Begin DATASET ROWS

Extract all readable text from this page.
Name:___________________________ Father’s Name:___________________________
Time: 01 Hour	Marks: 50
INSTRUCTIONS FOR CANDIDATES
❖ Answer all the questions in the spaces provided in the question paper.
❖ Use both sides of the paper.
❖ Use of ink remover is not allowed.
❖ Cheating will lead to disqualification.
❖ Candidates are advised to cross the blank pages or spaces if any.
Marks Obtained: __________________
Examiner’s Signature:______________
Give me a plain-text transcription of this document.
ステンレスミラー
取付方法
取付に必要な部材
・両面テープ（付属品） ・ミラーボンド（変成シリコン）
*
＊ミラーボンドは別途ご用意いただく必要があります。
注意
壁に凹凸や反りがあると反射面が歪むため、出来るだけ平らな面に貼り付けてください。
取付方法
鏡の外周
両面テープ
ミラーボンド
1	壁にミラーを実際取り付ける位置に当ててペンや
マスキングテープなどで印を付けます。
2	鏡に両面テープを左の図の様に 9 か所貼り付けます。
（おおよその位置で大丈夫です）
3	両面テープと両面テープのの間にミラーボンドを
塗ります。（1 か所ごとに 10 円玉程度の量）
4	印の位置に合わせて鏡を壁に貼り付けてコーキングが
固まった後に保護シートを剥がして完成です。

End DATASET ROWS

### THE TASK:
Return the lines above, from the one containing "Give me a plain-text" to the end, exactly as they stand.

### RESULT OF THE TASK:
Give me a plain-text transcription of this document.
ステンレスミラー
取付方法
取付に必要な部材
・両面テープ（付属品） ・ミラーボンド（変成シリコン）
*
＊ミラーボンドは別途ご用意いただく必要があります。
注意
壁に凹凸や反りがあると反射面が歪むため、出来るだけ平らな面に貼り付けてください。
取付方法
鏡の外周
両面テープ
ミラーボンド
1	壁にミラーを実際取り付ける位置に当ててペンや
マスキングテープなどで印を付けます。
2	鏡に両面テープを左の図の様に 9 か所貼り付けます。
（おおよその位置で大丈夫です）
3	両面テープと両面テープのの間にミラーボンドを
塗ります。（1 か所ごとに 10 円玉程度の量）
4	印の位置に合わせて鏡を壁に貼り付けてコーキングが
固まった後に保護シートを剥がして完成です。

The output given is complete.